*** Извлечённый текст ***
Шопенгауэр однажды сказал, что за весельем всех великих юмористов кроется глубокая серьезность. Слова, которые можно отнести и к Петеру Бикселю. И все же сводить к такому определению своеобразное бикселевское искусство было бы несправедливо. Потому что кто хоть раз слышал, как этот человек рассказывает анекдоты — настоящие анекдоты, с лукаво-обстоятельным перечислением подробностей и мгновенной пуантой, — тот знает, что в лице Бикселя мы имеем дело не только с философом, черпающим смех из мировых бездн, но и с прирожденным комедиантом, который прошел сквозь огонь, и воду, и медные трубы повествовательного искусства и в любой момент готов обвести своих читателей (или слушателей) вокруг пальца, натянуть им нос, да еще пустить пыль в глаза.

ПОПЫТКА ПОЧИТАТЬ ЮРТА ЛЕДЕРАХА

Предположим, что какой-то эмбрион умеет читать, и что он читает охотно, и что имеется литература для него и ему подобных: как выглядела бы такая литература? Вопрос, конечно, бессмысленный, абсурдный — и все-таки заслуживающий того, чтобы над ним подумать. Поскольку каждый человек ежедневно, на треть из отпущенных ему двадцати четырех часов, заползает в защищенную от света, ударопрочную, равномерно утепленную индивидуальную раковину — которую он (если отвлечься от немногих фанатиков) покидает потом неохотно, издавая неартикулированные кряхтящие звуки, — такая мысленная игра с понятием литературы для еще не родившихся не лишена точек соприкосновения с общечеловеческими проблемами.

Так какими могли бы быть эти книги? — Основные категории нашей действительности (все они находят отражение в литературе, как формальные структуры) были бы упразднены и заменены другими параметрами. Все то, что для нас распадается на четкие противоположности и складывается в некий порядок, базирующийся на нашей способности обнаруживать различия и на логической аксиоме, согласно которой ничто не может быть собственной противоположностью, там превратилось бы в мешанину без отчетливых границ, организованную по логике парадокса.
***
### Задания для работы
- 1) Выведите дословно отрывок из текста о Бикселе и Ледерахе, начиная со слов «Так какими могли» и заканчивая словами «по логике парадокса.».
- 2) Перескажите короче абзац текста о Бикселе и Ледерахе, который начинается словами «Предположим, что какой-то эмбрион умеет читать», сохранив его главные мысли.
- 3) Напишите, что могло бы идти дальше в тексте о Бикселе и Ледерахе, начиная сразу после его последнего предложения.
Эти записи никак не связаны с текстом о Бикселе и Ледерахе.
*** Исходные данные ***
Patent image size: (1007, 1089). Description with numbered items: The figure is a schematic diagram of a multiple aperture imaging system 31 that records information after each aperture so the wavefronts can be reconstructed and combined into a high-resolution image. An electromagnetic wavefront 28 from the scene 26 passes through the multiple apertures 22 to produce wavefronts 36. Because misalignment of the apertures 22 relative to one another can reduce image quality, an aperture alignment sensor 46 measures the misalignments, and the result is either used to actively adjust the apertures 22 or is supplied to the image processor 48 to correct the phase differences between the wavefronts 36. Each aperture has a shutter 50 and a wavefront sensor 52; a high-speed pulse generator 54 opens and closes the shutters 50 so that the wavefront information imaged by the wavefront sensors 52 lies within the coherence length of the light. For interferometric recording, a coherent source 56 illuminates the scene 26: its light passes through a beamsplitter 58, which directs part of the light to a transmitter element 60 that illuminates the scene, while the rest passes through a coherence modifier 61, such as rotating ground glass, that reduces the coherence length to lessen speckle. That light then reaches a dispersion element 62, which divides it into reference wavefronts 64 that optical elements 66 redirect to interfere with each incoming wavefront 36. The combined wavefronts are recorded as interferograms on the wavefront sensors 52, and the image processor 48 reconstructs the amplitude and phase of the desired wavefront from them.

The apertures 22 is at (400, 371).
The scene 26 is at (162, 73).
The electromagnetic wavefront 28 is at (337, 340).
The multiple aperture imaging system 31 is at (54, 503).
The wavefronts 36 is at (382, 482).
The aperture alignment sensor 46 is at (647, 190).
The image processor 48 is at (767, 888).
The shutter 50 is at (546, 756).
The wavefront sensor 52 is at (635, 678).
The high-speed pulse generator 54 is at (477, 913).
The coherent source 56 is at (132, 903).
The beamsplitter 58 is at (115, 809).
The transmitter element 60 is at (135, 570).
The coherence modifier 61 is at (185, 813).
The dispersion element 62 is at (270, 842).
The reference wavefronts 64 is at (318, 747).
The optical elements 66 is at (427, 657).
***
### Ответы
- 1)
Так какими могли бы быть эти книги? — Основные категории нашей действительности (все они находят отражение в литературе, как формальные структуры) были бы упразднены и заменены другими параметрами. Все то, что для нас распадается на четкие противоположности и складывается в некий порядок, базирующийся на нашей способности обнаруживать различия и на логической аксиоме, согласно которой ничто не может быть собственной противоположностью, там превратилось бы в мешанину без отчетливых границ, организованную по логике парадокса.

- 2) Автор предлагает представить эмбрион, который умеет и любит читать, и литературу для него и ему подобных, и спрашивает, какой была бы такая литература. Вопрос бессмысленный и абсурдный, но над ним стоит подумать. Каждый человек треть суток проводит в защищенной от света, ударопрочной, равномерно утепленной «раковине» и неохотно покидает ее, издавая кряхтящие звуки. Поэтому игра с понятием литературы для еще не родившихся связана с общечеловеческими проблемами.

- 3)
День и ночь, верх и низ, «здесь» и «там», голод и сытость, сон и бодрствование, вода и земля, горячее и холодное, смерть и жизнь, добро и зло, «ты» и «я»: вся эта метафизическая двуногость, позволяющая нам курсировать между небом и землей, предстала бы как амфибическая одновременность, как растекающаяся по всему миру земноводная животная масса, которая повсюду стремится к разделению и создает разделения, но образующиеся в результате таких разделений потоки тотчас опять сливаются воедино. В литературной сфере этому должно соответствовать исчезновение всех тех категорий, которым уделяется центральное место в учебниках по литературе и карманных поэтологических справочниках. Исчезло бы разделение на стихи и прозу, главного героя и его соперника, Ромео и Джульетту, экспозицию и финал, автора и его персонажей, фикцию и референцию. Структуры и функции всех эстетических оппозиций, какие только можно помыслить, исчезли бы, уступив место такому художественному образу, который может напоминать всё что угодно, однако ничем из этого не является.

И что тогда почувствует читатель, которого уже нельзя отнести к еще не родившимся, потому что в свое время ему, как полагается, отрезали пуповину, обмыли его, основательно социализировали, и теперь он передвигается по миру давным-давно опробованным способом — на двух ногах? Читателя наверняка охватит страх, как бывает с ребенком, забредшим в болото; и этот страх, обусловленный всеми упомянутыми выше причинами, мы можем пережить и попытаться исследовать, если погрузимся в роман Юрга Ледераха «Эмануэль». Здесь нам предстоит иметь дело со страхом, который представляет собой событие искусства, продукт искусства. Этот страх отличается от физиологического страха ребенка, который заблудился в болоте, так же, как аттракцион «Дорога ужасов» отличается от обитающего в доме настоящего привидения. Игровой характер романа, то есть эстетизированное Понарошку, превращает страх в удовольствие. Впрочем, читатель, если хочет получить это удовольствие, должен приложить некоторые усилия. Что сам роман носит игровой характер, этого мало. Читатель должен быть готов к участию в игре: изучить ее правила и в дальнейшем неукоснительно их придерживаться.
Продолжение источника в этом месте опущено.